• Task directions
Return each line of the records with nothing changed, pictures excepted.

• Given data
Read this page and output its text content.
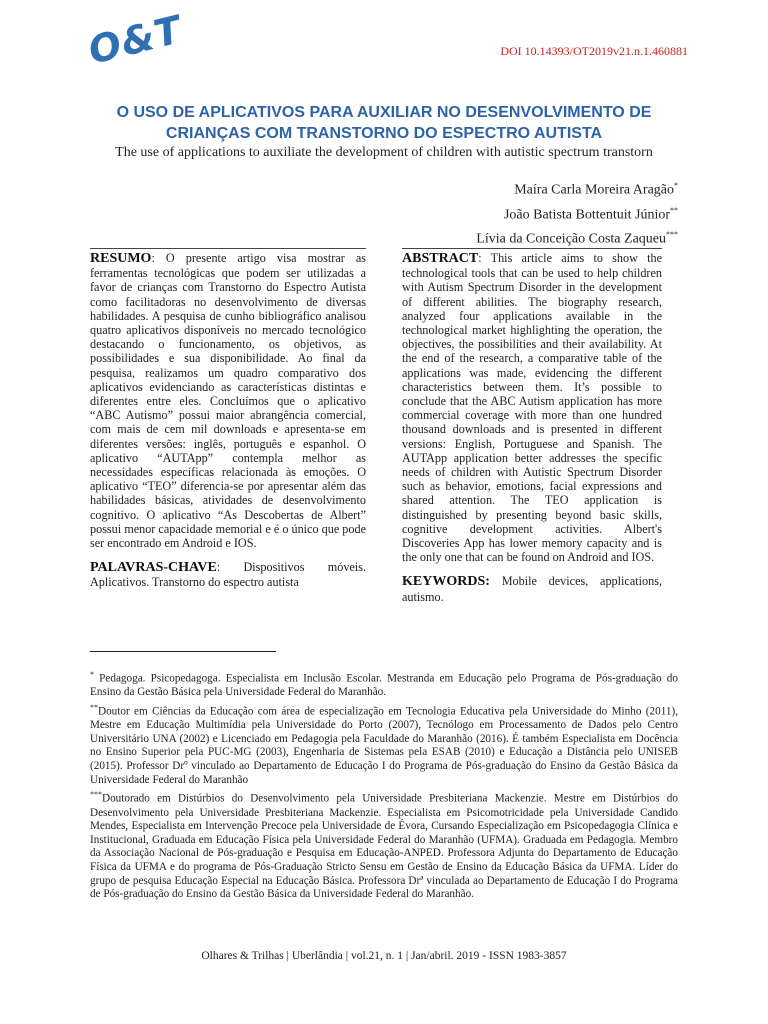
O&T	DOI 10.14393/OT2019v21.n.1.460881
O USO DE APLICATIVOS PARA AUXILIAR NO DESENVOLVIMENTO DE CRIANÇAS COM TRANSTORNO DO ESPECTRO AUTISTA
The use of applications to auxiliate the development of children with autistic spectrum transtorn
Maíra Carla Moreira Aragão*
João Batista Bottentuit Júnior**
Lívia da Conceição Costa Zaqueu***
RESUMO: O presente artigo visa mostrar as ferramentas tecnológicas que podem ser utilizadas a favor de crianças com Transtorno do Espectro Autista como facilitadoras no desenvolvimento de diversas habilidades. A pesquisa de cunho bibliográfico analisou quatro aplicativos disponíveis no mercado tecnológico destacando o funcionamento, os objetivos, as possibilidades e sua disponibilidade. Ao final da pesquisa, realizamos um quadro comparativo dos aplicativos evidenciando as características distintas e diferentes entre eles. Concluímos que o aplicativo “ABC Autismo” possui maior abrangência comercial, com mais de cem mil downloads e apresenta-se em diferentes versões: inglês, português e espanhol. O aplicativo “AUTApp” contempla melhor as necessidades específicas relacionada às emoções. O aplicativo “TEO” diferencia-se por apresentar além das habilidades básicas, atividades de desenvolvimento cognitivo. O aplicativo “As Descobertas de Albert” possui menor capacidade memorial e é o único que pode ser encontrado em Android e IOS.
PALAVRAS-CHAVE: Dispositivos móveis. Aplicativos. Transtorno do espectro autista
ABSTRACT: This article aims to show the technological tools that can be used to help children with Autism Spectrum Disorder in the development of different abilities. The biography research, analyzed four applications available in the technological market highlighting the operation, the objectives, the possibilities and their availability. At the end of the research, a comparative table of the applications was made, evidencing the different characteristics between them. It’s possible to conclude that the ABC Autism application has more commercial coverage with more than one hundred thousand downloads and is presented in different versions: English, Portuguese and Spanish. The AUTApp application better addresses the specific needs of children with Autistic Spectrum Disorder such as behavior, emotions, facial expressions and shared attention. The TEO application is distinguished by presenting beyond basic skills, cognitive development activities. Albert's Discoveries App has lower memory capacity and is the only one that can be found on Android and IOS.
KEYWORDS: Mobile devices, applications, autismo.

* Pedagoga. Psicopedagoga. Especialista em Inclusão Escolar. Mestranda em Educação pelo Programa de Pós-graduação do Ensino da Gestão Básica pela Universidade Federal do Maranhão.

**Doutor em Ciências da Educação com área de especialização em Tecnologia Educativa pela Universidade do Minho (2011), Mestre em Educação Multimídia pela Universidade do Porto (2007), Tecnólogo em Processamento de Dados pelo Centro Universitário UNA (2002) e Licenciado em Pedagogia pela Faculdade do Maranhão (2016). É também Especialista em Docência no Ensino Superior pela PUC-MG (2003), Engenharia de Sistemas pela ESAB (2010) e Educação a Distância pelo UNISEB (2015). Professor Drº vinculado ao Departamento de Educação I do Programa de Pós-graduação do Ensino da Gestão Básica da Universidade Federal do Maranhão

***Doutorado em Distúrbios do Desenvolvimento pela Universidade Presbiteriana Mackenzie. Mestre em Distúrbios do Desenvolvimento pela Universidade Presbiteriana Mackenzie. Especialista em Psicomotricidade pela Universidade Candido Mendes, Especialista em Intervenção Precoce pela Universidade de Évora, Cursando Especialização em Psicopedagogia Clínica e Institucional, Graduada em Educação Física pela Universidade Federal do Maranhão (UFMA). Graduada em Pedagogia. Membro da Associação Nacional de Pós-graduação e Pesquisa em Educação-ANPED. Professora Adjunta do Departamento de Educação Física da UFMA e do programa de Pós-Graduação Stricto Sensu em Gestão de Ensino da Educação Básica da UFMA. Líder do grupo de pesquisa Educação Especial na Educação Básica. Professora Drª vinculada ao Departamento de Educação I do Programa de Pós-graduação do Ensino da Gestão Básica da Universidade Federal do Maranhão.

Olhares & Trilhas | Uberlândia | vol.21, n. 1 | Jan/abril. 2019 - ISSN 1983-3857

• Response
Read this page and output its text content.
O&T	DOI 10.14393/OT2019v21.n.1.460881
O USO DE APLICATIVOS PARA AUXILIAR NO DESENVOLVIMENTO DE CRIANÇAS COM TRANSTORNO DO ESPECTRO AUTISTA
The use of applications to auxiliate the development of children with autistic spectrum transtorn
Maíra Carla Moreira Aragão*
João Batista Bottentuit Júnior**
Lívia da Conceição Costa Zaqueu***
RESUMO: O presente artigo visa mostrar as ferramentas tecnológicas que podem ser utilizadas a favor de crianças com Transtorno do Espectro Autista como facilitadoras no desenvolvimento de diversas habilidades. A pesquisa de cunho bibliográfico analisou quatro aplicativos disponíveis no mercado tecnológico destacando o funcionamento, os objetivos, as possibilidades e sua disponibilidade. Ao final da pesquisa, realizamos um quadro comparativo dos aplicativos evidenciando as características distintas e diferentes entre eles. Concluímos que o aplicativo “ABC Autismo” possui maior abrangência comercial, com mais de cem mil downloads e apresenta-se em diferentes versões: inglês, português e espanhol. O aplicativo “AUTApp” contempla melhor as necessidades específicas relacionada às emoções. O aplicativo “TEO” diferencia-se por apresentar além das habilidades básicas, atividades de desenvolvimento cognitivo. O aplicativo “As Descobertas de Albert” possui menor capacidade memorial e é o único que pode ser encontrado em Android e IOS.
PALAVRAS-CHAVE: Dispositivos móveis. Aplicativos. Transtorno do espectro autista
ABSTRACT: This article aims to show the technological tools that can be used to help children with Autism Spectrum Disorder in the development of different abilities. The biography research, analyzed four applications available in the technological market highlighting the operation, the objectives, the possibilities and their availability. At the end of the research, a comparative table of the applications was made, evidencing the different characteristics between them. It’s possible to conclude that the ABC Autism application has more commercial coverage with more than one hundred thousand downloads and is presented in different versions: English, Portuguese and Spanish. The AUTApp application better addresses the specific needs of children with Autistic Spectrum Disorder such as behavior, emotions, facial expressions and shared attention. The TEO application is distinguished by presenting beyond basic skills, cognitive development activities. Albert's Discoveries App has lower memory capacity and is the only one that can be found on Android and IOS.
KEYWORDS: Mobile devices, applications, autismo.

* Pedagoga. Psicopedagoga. Especialista em Inclusão Escolar. Mestranda em Educação pelo Programa de Pós-graduação do Ensino da Gestão Básica pela Universidade Federal do Maranhão.

**Doutor em Ciências da Educação com área de especialização em Tecnologia Educativa pela Universidade do Minho (2011), Mestre em Educação Multimídia pela Universidade do Porto (2007), Tecnólogo em Processamento de Dados pelo Centro Universitário UNA (2002) e Licenciado em Pedagogia pela Faculdade do Maranhão (2016). É também Especialista em Docência no Ensino Superior pela PUC-MG (2003), Engenharia de Sistemas pela ESAB (2010) e Educação a Distância pelo UNISEB (2015). Professor Drº vinculado ao Departamento de Educação I do Programa de Pós-graduação do Ensino da Gestão Básica da Universidade Federal do Maranhão

***Doutorado em Distúrbios do Desenvolvimento pela Universidade Presbiteriana Mackenzie. Mestre em Distúrbios do Desenvolvimento pela Universidade Presbiteriana Mackenzie. Especialista em Psicomotricidade pela Universidade Candido Mendes, Especialista em Intervenção Precoce pela Universidade de Évora, Cursando Especialização em Psicopedagogia Clínica e Institucional, Graduada em Educação Física pela Universidade Federal do Maranhão (UFMA). Graduada em Pedagogia. Membro da Associação Nacional de Pós-graduação e Pesquisa em Educação-ANPED. Professora Adjunta do Departamento de Educação Física da UFMA e do programa de Pós-Graduação Stricto Sensu em Gestão de Ensino da Educação Básica da UFMA. Líder do grupo de pesquisa Educação Especial na Educação Básica. Professora Drª vinculada ao Departamento de Educação I do Programa de Pós-graduação do Ensino da Gestão Básica da Universidade Federal do Maranhão.

Olhares & Trilhas | Uberlândia | vol.21, n. 1 | Jan/abril. 2019 - ISSN 1983-3857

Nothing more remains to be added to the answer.